Required work: Of the lines in the data below, count the ones holding the string "span", and answer with that number only.

___ Entries supplied

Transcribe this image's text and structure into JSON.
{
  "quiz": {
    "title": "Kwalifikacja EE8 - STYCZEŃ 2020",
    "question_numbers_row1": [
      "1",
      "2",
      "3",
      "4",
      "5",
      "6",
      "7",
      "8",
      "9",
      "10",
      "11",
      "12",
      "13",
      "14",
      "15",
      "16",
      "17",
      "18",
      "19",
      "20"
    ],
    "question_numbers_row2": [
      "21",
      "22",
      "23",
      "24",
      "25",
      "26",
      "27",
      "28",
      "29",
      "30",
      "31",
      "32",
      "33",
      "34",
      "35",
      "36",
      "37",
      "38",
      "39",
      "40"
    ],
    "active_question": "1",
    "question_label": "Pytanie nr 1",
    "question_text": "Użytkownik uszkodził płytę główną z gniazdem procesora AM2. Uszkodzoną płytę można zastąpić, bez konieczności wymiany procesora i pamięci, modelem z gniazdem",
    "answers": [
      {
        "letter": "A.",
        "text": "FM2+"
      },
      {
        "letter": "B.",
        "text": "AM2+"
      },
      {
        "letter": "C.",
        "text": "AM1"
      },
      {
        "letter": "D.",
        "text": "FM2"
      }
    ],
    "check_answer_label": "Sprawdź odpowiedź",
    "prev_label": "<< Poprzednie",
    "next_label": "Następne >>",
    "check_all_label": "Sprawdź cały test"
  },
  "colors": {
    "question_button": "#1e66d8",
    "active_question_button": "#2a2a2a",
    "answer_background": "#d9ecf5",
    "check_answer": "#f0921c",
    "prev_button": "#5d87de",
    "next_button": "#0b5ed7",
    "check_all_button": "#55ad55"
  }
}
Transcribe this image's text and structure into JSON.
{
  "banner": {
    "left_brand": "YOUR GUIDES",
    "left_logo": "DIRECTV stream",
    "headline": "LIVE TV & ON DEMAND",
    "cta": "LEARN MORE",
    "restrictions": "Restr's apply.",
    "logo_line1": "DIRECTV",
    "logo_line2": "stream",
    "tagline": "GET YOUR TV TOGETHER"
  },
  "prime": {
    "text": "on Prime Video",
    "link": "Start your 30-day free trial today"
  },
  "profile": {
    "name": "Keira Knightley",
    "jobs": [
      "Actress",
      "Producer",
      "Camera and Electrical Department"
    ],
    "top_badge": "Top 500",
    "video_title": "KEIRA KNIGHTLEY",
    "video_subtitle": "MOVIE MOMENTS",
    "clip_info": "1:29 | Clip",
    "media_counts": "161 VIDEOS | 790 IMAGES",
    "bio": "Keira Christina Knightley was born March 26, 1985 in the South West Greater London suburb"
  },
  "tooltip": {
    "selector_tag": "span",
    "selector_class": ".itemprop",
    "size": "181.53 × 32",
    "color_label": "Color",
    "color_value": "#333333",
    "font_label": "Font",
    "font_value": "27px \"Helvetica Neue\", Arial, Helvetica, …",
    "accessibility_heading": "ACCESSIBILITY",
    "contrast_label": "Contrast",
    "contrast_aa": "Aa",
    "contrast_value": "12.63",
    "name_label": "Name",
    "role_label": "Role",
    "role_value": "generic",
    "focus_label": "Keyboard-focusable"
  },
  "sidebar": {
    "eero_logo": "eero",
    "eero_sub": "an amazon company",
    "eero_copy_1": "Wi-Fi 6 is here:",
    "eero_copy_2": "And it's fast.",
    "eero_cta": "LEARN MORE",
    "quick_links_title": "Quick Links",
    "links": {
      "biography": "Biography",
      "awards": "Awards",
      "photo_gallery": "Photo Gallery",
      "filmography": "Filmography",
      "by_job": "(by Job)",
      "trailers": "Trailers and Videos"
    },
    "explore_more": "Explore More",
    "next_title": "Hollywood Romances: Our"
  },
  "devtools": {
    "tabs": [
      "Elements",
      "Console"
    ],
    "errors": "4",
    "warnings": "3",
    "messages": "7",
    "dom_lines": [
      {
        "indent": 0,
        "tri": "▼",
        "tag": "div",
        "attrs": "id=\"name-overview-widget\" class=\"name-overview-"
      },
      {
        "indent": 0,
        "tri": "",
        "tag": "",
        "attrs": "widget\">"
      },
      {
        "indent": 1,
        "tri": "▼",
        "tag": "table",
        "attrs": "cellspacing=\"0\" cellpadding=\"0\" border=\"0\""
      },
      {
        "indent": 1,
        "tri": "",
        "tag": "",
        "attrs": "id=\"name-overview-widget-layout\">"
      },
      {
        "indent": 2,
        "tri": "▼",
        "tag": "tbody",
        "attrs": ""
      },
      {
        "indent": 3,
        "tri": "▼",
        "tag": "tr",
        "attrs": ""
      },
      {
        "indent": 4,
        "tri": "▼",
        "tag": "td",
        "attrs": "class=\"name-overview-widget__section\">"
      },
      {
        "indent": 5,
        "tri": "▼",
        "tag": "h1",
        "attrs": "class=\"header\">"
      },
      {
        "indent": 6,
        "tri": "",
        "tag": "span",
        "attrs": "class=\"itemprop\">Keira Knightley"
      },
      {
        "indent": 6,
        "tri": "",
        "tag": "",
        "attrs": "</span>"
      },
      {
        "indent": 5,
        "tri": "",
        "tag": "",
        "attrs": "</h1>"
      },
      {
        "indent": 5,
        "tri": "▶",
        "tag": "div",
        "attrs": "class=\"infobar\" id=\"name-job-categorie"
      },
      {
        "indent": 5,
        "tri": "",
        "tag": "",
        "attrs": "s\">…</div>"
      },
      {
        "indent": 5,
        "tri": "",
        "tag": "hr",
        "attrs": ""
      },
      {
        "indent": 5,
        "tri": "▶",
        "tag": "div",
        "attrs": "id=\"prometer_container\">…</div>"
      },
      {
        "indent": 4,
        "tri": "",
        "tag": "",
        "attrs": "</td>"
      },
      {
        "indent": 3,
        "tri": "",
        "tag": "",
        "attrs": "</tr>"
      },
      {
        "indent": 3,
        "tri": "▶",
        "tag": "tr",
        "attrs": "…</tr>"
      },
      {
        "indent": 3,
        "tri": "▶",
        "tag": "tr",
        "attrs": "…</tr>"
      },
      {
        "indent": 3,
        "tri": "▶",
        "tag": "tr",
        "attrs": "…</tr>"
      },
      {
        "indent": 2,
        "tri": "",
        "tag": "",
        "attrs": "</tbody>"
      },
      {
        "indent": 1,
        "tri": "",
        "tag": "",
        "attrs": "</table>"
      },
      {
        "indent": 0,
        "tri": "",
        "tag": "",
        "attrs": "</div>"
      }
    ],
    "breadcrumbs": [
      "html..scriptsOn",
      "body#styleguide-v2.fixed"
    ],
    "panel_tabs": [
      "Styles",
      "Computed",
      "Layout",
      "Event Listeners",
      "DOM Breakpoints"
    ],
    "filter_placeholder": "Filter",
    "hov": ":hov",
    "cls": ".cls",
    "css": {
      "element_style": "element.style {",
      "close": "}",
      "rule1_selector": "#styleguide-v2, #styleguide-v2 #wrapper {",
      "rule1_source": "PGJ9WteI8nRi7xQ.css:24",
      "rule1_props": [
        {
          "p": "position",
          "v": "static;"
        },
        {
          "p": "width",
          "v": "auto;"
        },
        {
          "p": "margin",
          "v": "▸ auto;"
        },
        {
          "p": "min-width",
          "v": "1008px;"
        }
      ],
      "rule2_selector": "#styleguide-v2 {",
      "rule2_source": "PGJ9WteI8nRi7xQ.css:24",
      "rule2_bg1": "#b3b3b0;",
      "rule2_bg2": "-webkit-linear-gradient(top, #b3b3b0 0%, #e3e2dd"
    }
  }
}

______

Solution: 3